- What the exercise asks: Go through the lines below and copy each one that holds the string "судебного".

(Saved entries)
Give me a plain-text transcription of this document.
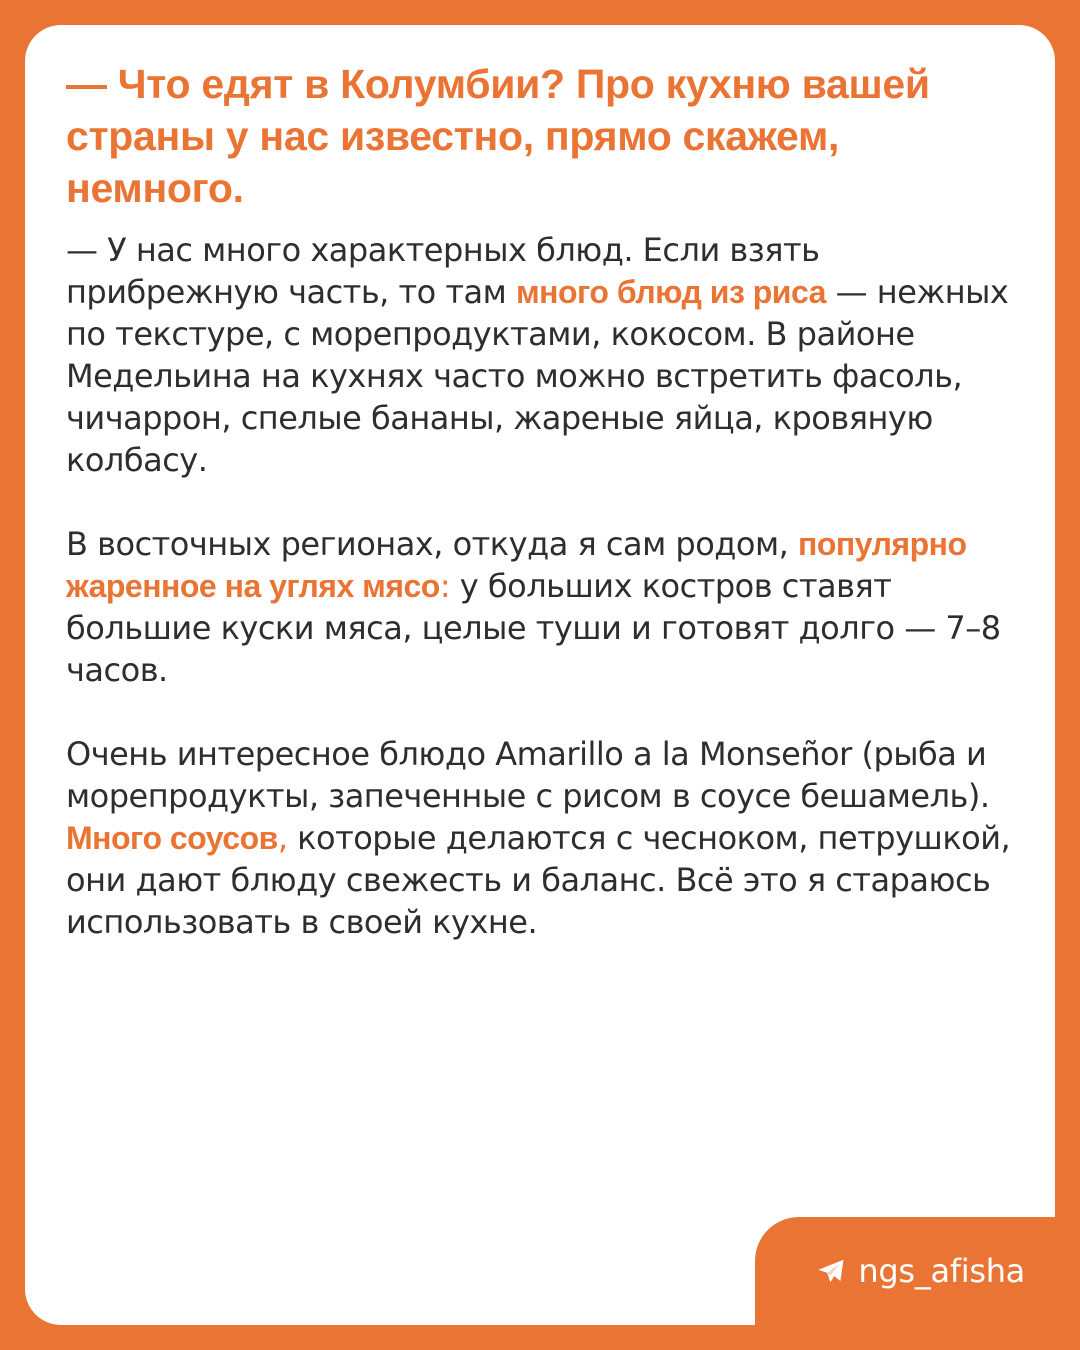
— Что едят в Колумбии? Про кухню вашей страны у нас известно, прямо скажем, немного.

— У нас много характерных блюд. Если взять прибрежную часть, то там много блюд из риса — нежных по текстуре, с морепродуктами, кокосом. В районе Медельина на кухнях часто можно встретить фасоль, чичаррон, спелые бананы, жареные яйца, кровяную колбасу.

В восточных регионах, откуда я сам родом, популярно жаренное на углях мясо: у больших костров ставят большие куски мяса, целые туши и готовят долго — 7–8 часов.

Очень интересное блюдо Amarillo a la Monseñor (рыба и морепродукты, запеченные с рисом в соусе бешамель). Много соусов, которые делаются с чесноком, петрушкой, они дают блюду свежесть и баланс. Всё это я стараюсь использовать в своей кухне.

ngs_afisha
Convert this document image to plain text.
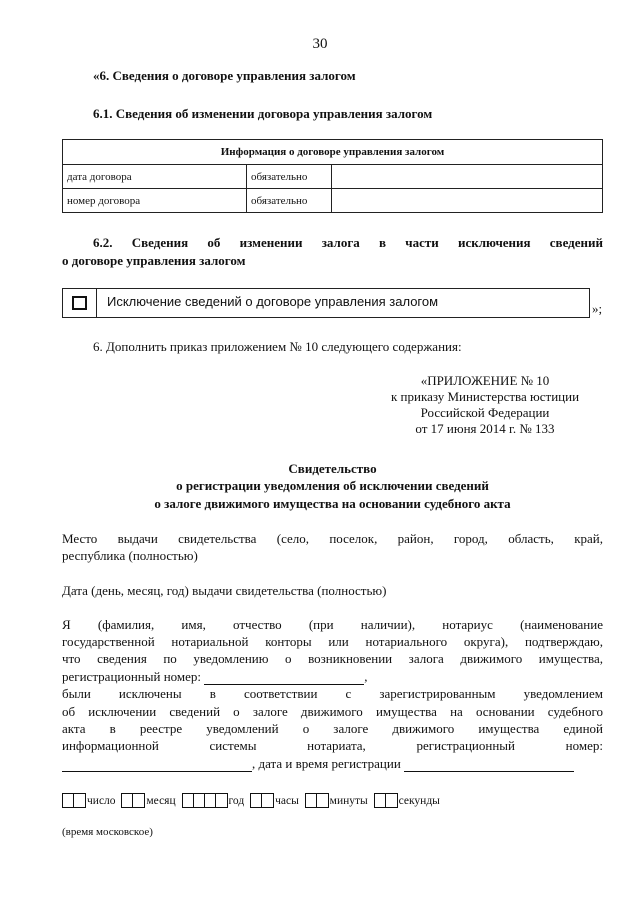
30
«6. Сведения о договоре управления залогом
6.1. Сведения об изменении договора управления залогом
Информация о договоре управления залогом		
дата договора	обязательно	
номер договора	обязательно	
6.2. Сведения об изменении залога в части исключения сведений
о договоре управления залогом
Исключение сведений о договоре управления залогом	»;
6. Дополнить приказ приложением № 10 следующего содержания:
«ПРИЛОЖЕНИЕ № 10
к приказу Министерства юстиции
Российской Федерации
от 17 июня 2014 г. № 133
Свидетельство
о регистрации уведомления об исключении сведений
о залоге движимого имущества на основании судебного акта
Место выдачи свидетельства (село, поселок, район, город, область, край,
республика (полностью)
Дата (день, месяц, год) выдачи свидетельства (полностью)
Я (фамилия, имя, отчество (при наличии), нотариус (наименование
государственной нотариальной конторы или нотариального округа), подтверждаю,
что сведения по уведомлению о возникновении залога движимого имущества,
регистрационный номер:	,
были исключены в соответствии с зарегистрированным уведомлением
об исключении сведений о залоге движимого имущества на основании судебного
акта в реестре уведомлений о залоге движимого имущества единой
информационной системы нотариата, регистрационный номер:
, дата и время регистрации
число	месяц	год	часы	минуты	секунды
(время московское)
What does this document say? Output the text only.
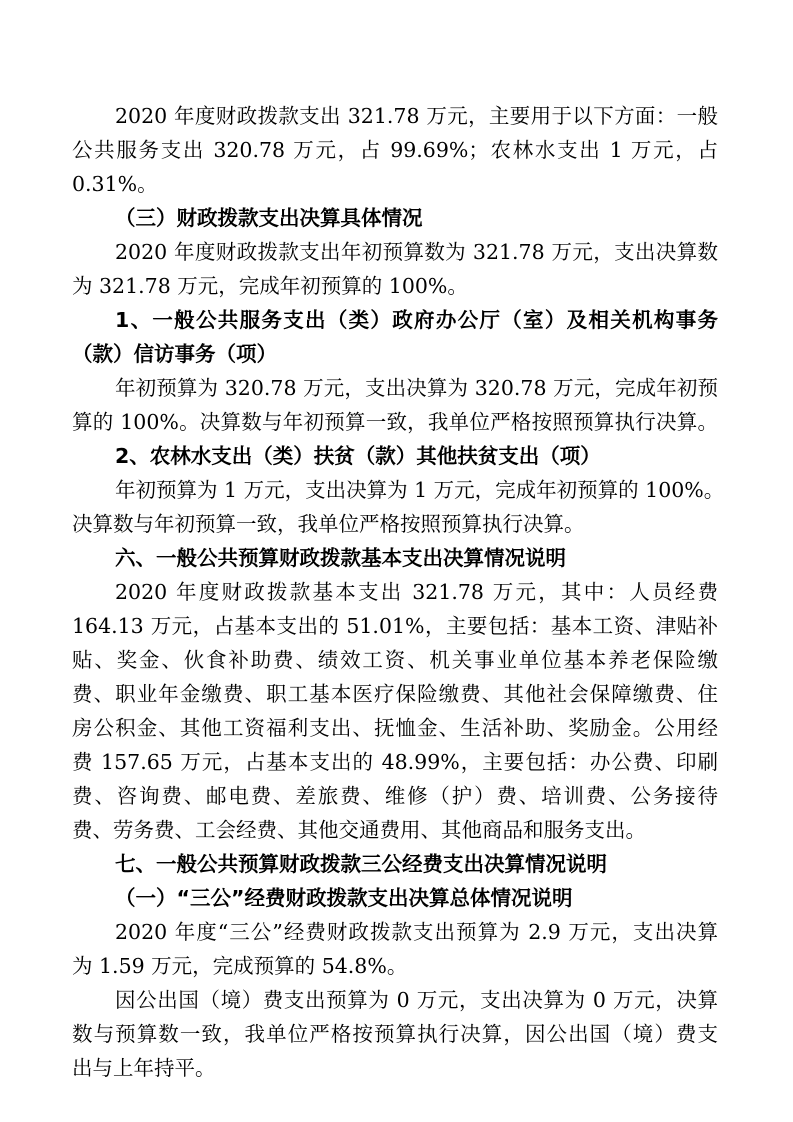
2020 年度财政拨款支出 321.78 万元，主要用于以下方面：一般

公共服务支出 320.78 万元，占 99.69%；农林水支出 1 万元，占

0.31%。

（三）财政拨款支出决算具体情况

2020 年度财政拨款支出年初预算数为 321.78 万元，支出决算数

为 321.78 万元，完成年初预算的 100%。

1、一般公共服务支出（类）政府办公厅（室）及相关机构事务

（款）信访事务（项）

年初预算为 320.78 万元，支出决算为 320.78 万元，完成年初预

算的 100%。决算数与年初预算一致，我单位严格按照预算执行决算。

2、农林水支出（类）扶贫（款）其他扶贫支出（项）

年初预算为 1 万元，支出决算为 1 万元，完成年初预算的 100%。

决算数与年初预算一致，我单位严格按照预算执行决算。

六、一般公共预算财政拨款基本支出决算情况说明

2020 年度财政拨款基本支出 321.78 万元，其中：人员经费

164.13 万元，占基本支出的 51.01%，主要包括：基本工资、津贴补

贴、奖金、伙食补助费、绩效工资、机关事业单位基本养老保险缴

费、职业年金缴费、职工基本医疗保险缴费、其他社会保障缴费、住

房公积金、其他工资福利支出、抚恤金、生活补助、奖励金。公用经

费 157.65 万元，占基本支出的 48.99%，主要包括：办公费、印刷

费、咨询费、邮电费、差旅费、维修（护）费、培训费、公务接待

费、劳务费、工会经费、其他交通费用、其他商品和服务支出。

七、一般公共预算财政拨款三公经费支出决算情况说明

（一）“三公”经费财政拨款支出决算总体情况说明

2020 年度“三公”经费财政拨款支出预算为 2.9 万元，支出决算

为 1.59 万元，完成预算的 54.8%。

因公出国（境）费支出预算为 0 万元，支出决算为 0 万元，决算

数与预算数一致，我单位严格按预算执行决算，因公出国（境）费支

出与上年持平。
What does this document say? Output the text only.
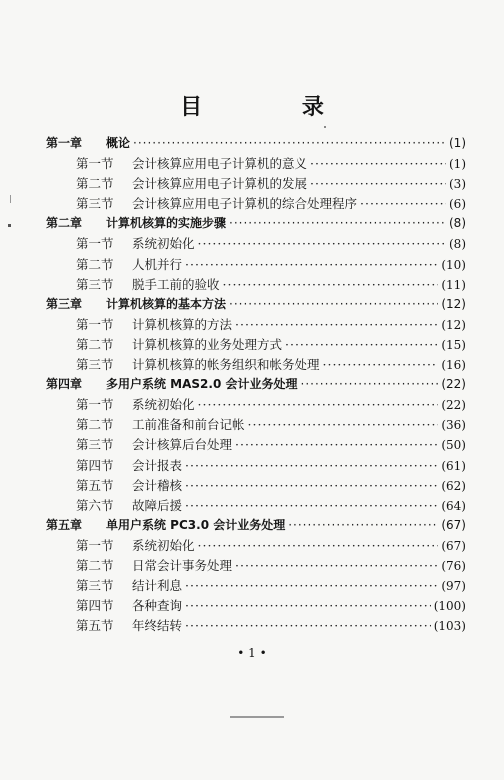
目 录
第一章 概论 ·····	(1)
第一节 会计核算应用电子计算机的意义 ·····	(1)
第二节 会计核算应用电子计算机的发展 ·····	(3)
第三节 会计核算应用电子计算机的综合处理程序 ·····	(6)
第二章 计算机核算的实施步骤 ·····	(8)
第一节 系统初始化 ·····	(8)
第二节 人机并行 ·····	(10)
第三节 脱手工前的验收 ·····	(11)
第三章 计算机核算的基本方法 ·····	(12)
第一节 计算机核算的方法 ·····	(12)
第二节 计算机核算的业务处理方式 ·····	(15)
第三节 计算机核算的帐务组织和帐务处理 ·····	(16)
第四章 多用户系统 MAS2.0 会计业务处理 ·····	(22)
第一节 系统初始化 ·····	(22)
第二节 工前准备和前台记帐 ·····	(36)
第三节 会计核算后台处理 ·····	(50)
第四节 会计报表 ·····	(61)
第五节 会计稽核 ·····	(62)
第六节 故障后援 ·····	(64)
第五章 单用户系统 PC3.0 会计业务处理 ·····	(67)
第一节 系统初始化 ·····	(67)
第二节 日常会计事务处理 ·····	(76)
第三节 结计利息 ·····	(97)
第四节 各种查询 ·····	(100)
第五节 年终结转 ·····	(103)
• 1 •
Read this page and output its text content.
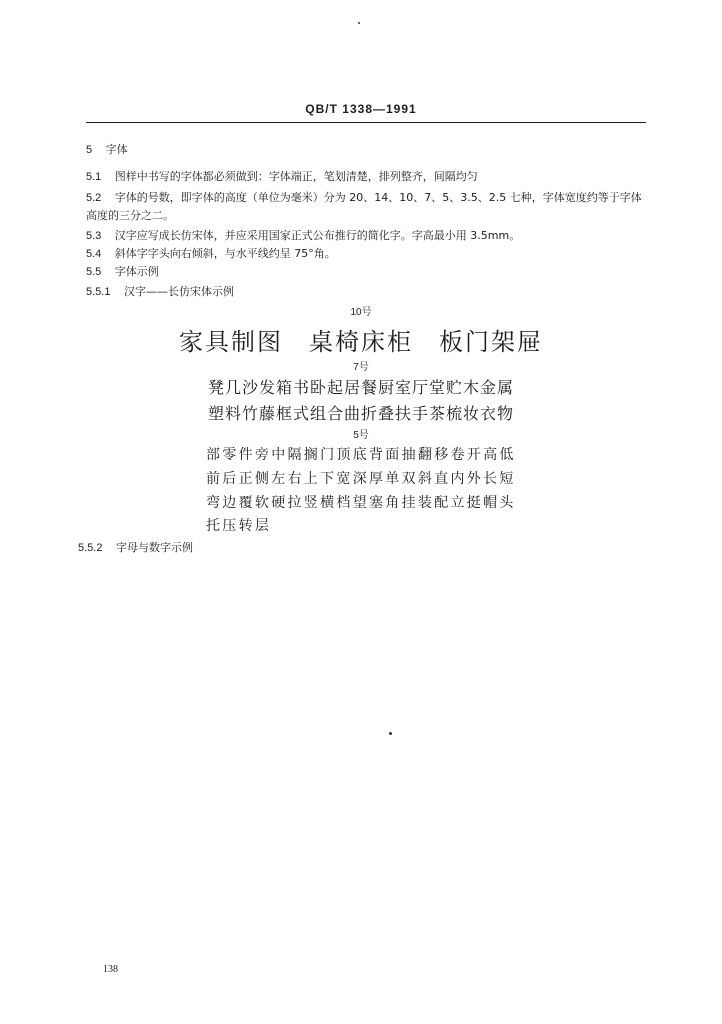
QB/T 1338—1991
5 字体
5.1 图样中书写的字体都必须做到：字体端正，笔划清楚，排列整齐，间隔均匀
5.2 字体的号数，即字体的高度（单位为毫米）分为 20、14、10、7、5、3.5、2.5 七种，字体宽度约等于字体
高度的三分之二。
5.3 汉字应写成长仿宋体，并应采用国家正式公布推行的简化字。字高最小用 3.5mm。
5.4 斜体字字头向右倾斜，与水平线约呈 75°角。
5.5 字体示例
5.5.1 汉字——长仿宋体示例
10号
家具制图 桌椅床柜 板门架屉
7号
凳几沙发箱书卧起居餐厨室厅堂贮木金属
塑料竹藤框式组合曲折叠扶手茶梳妆衣物
5号
部零件旁中隔搁门顶底背面抽翻移卷开高低
前后正侧左右上下宽深厚单双斜直内外长短
弯边覆软硬拉竖横档望塞角挂装配立挺帽头
托压转层
5.5.2 字母与数字示例
138
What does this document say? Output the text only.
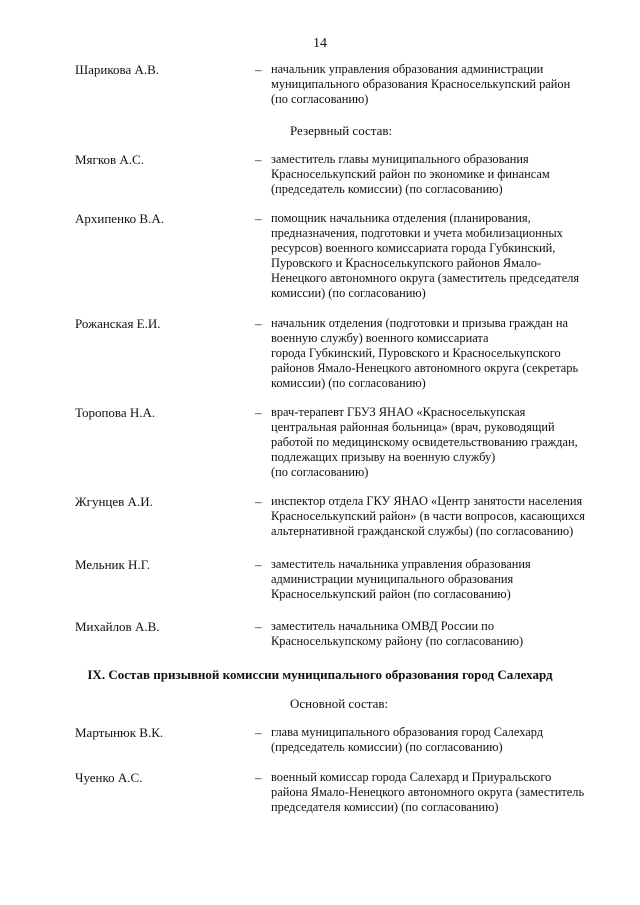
14
Шарикова А.В.	– начальник управления образования администрации
муниципального образования Красноселькупский район
(по согласованию)
Резервный состав:
Мягков А.С.	– заместитель главы муниципального образования
Красноселькупский район по экономике и финансам
(председатель комиссии) (по согласованию)
Архипенко В.А.	– помощник начальника отделения (планирования,
предназначения, подготовки и учета мобилизационных
ресурсов) военного комиссариата города Губкинский,
Пуровского и Красноселькупского районов Ямало-
Ненецкого автономного округа (заместитель председателя
комиссии) (по согласованию)
Рожанская Е.И.	– начальник отделения (подготовки и призыва граждан на
военную службу) военного комиссариата
города Губкинский, Пуровского и Красноселькупского
районов Ямало-Ненецкого автономного округа (секретарь
комиссии) (по согласованию)
Торопова Н.А.	– врач-терапевт ГБУЗ ЯНАО «Красноселькупская
центральная районная больница» (врач, руководящий
работой по медицинскому освидетельствованию граждан,
подлежащих призыву на военную службу)
(по согласованию)
Жгунцев А.И.	– инспектор отдела ГКУ ЯНАО «Центр занятости населения
Красноселькупский район» (в части вопросов, касающихся
альтернативной гражданской службы) (по согласованию)
Мельник Н.Г.	– заместитель начальника управления образования
администрации муниципального образования
Красноселькупский район (по согласованию)
Михайлов А.В.	– заместитель начальника ОМВД России по
Красноселькупскому району (по согласованию)
IX. Состав призывной комиссии муниципального образования город Салехард
Основной состав:
Мартынюк В.К.	– глава муниципального образования город Салехард
(председатель комиссии) (по согласованию)
Чуенко А.С.	– военный комиссар города Салехард и Приуральского
района Ямало-Ненецкого автономного округа (заместитель
председателя комиссии) (по согласованию)
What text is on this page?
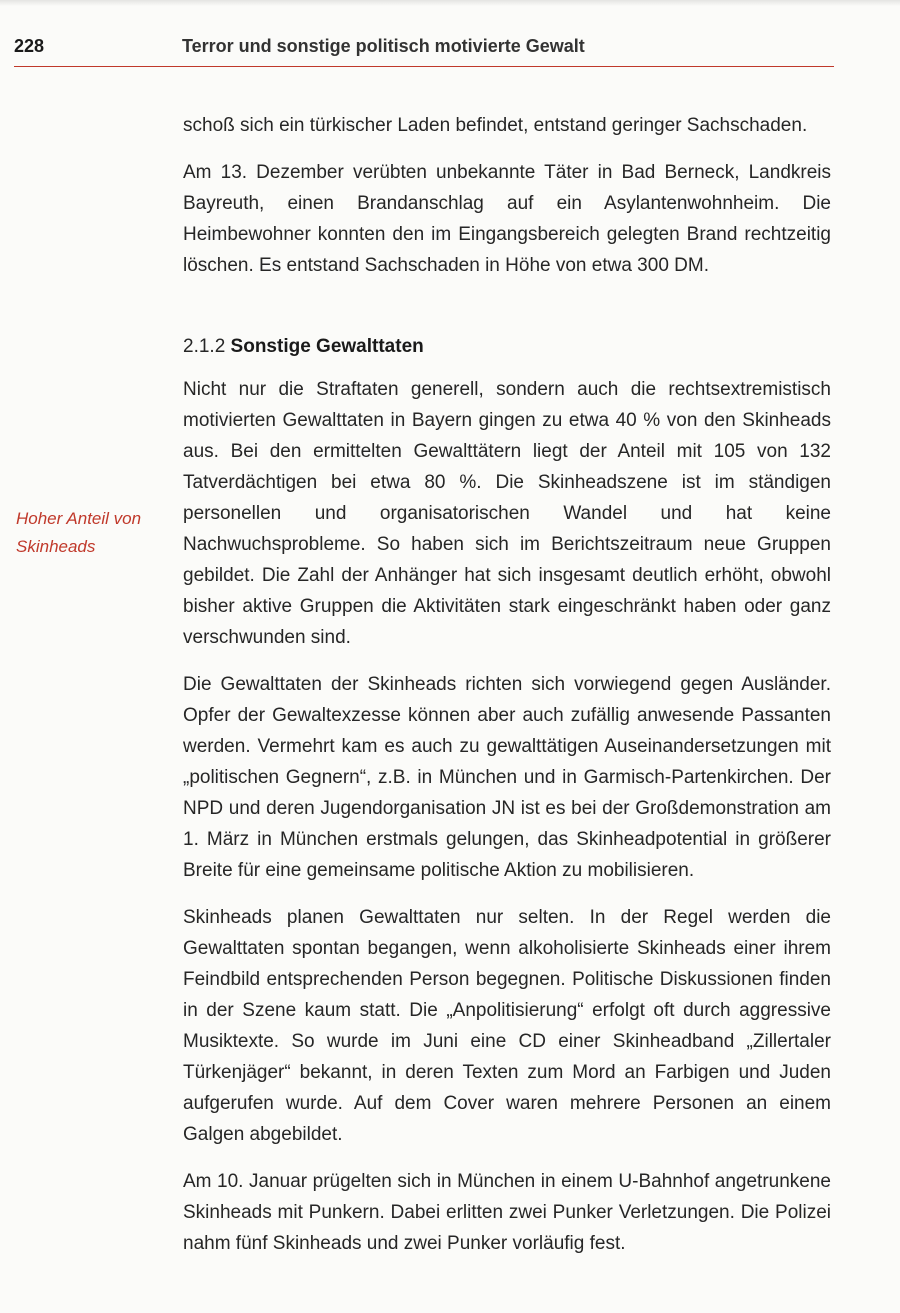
228	Terror und sonstige politisch motivierte Gewalt
Hoher Anteil von
Skinheads

schoß sich ein türkischer Laden befindet, entstand geringer Sachschaden.

Am 13. Dezember verübten unbekannte Täter in Bad Berneck, Landkreis Bayreuth, einen Brandanschlag auf ein Asylantenwohnheim. Die Heimbewohner konnten den im Eingangsbereich gelegten Brand rechtzeitig löschen. Es entstand Sachschaden in Höhe von etwa 300 DM.

2.1.2 Sonstige Gewalttaten

Nicht nur die Straftaten generell, sondern auch die rechtsextremistisch motivierten Gewalttaten in Bayern gingen zu etwa 40 % von den Skinheads aus. Bei den ermittelten Gewalttätern liegt der Anteil mit 105 von 132 Tatverdächtigen bei etwa 80 %. Die Skinheadszene ist im ständigen personellen und organisatorischen Wandel und hat keine Nachwuchsprobleme. So haben sich im Berichtszeitraum neue Gruppen gebildet. Die Zahl der Anhänger hat sich insgesamt deutlich erhöht, obwohl bisher aktive Gruppen die Aktivitäten stark eingeschränkt haben oder ganz verschwunden sind.

Die Gewalttaten der Skinheads richten sich vorwiegend gegen Ausländer. Opfer der Gewaltexzesse können aber auch zufällig anwesende Passanten werden. Vermehrt kam es auch zu gewalttätigen Auseinandersetzungen mit „politischen Gegnern“, z.B. in München und in Garmisch-Partenkirchen. Der NPD und deren Jugendorganisation JN ist es bei der Großdemonstration am 1. März in München erstmals gelungen, das Skinheadpotential in größerer Breite für eine gemeinsame politische Aktion zu mobilisieren.

Skinheads planen Gewalttaten nur selten. In der Regel werden die Gewalttaten spontan begangen, wenn alkoholisierte Skinheads einer ihrem Feindbild entsprechenden Person begegnen. Politische Diskussionen finden in der Szene kaum statt. Die „Anpolitisierung“ erfolgt oft durch aggressive Musiktexte. So wurde im Juni eine CD einer Skinheadband „Zillertaler Türkenjäger“ bekannt, in deren Texten zum Mord an Farbigen und Juden aufgerufen wurde. Auf dem Cover waren mehrere Personen an einem Galgen abgebildet.

Am 10. Januar prügelten sich in München in einem U-Bahnhof angetrunkene Skinheads mit Punkern. Dabei erlitten zwei Punker Verletzungen. Die Polizei nahm fünf Skinheads und zwei Punker vorläufig fest.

- Exercise result:
о залоге движимого имущества на основании судебного акта
об исключении сведений о залоге движимого имущества на основании судебного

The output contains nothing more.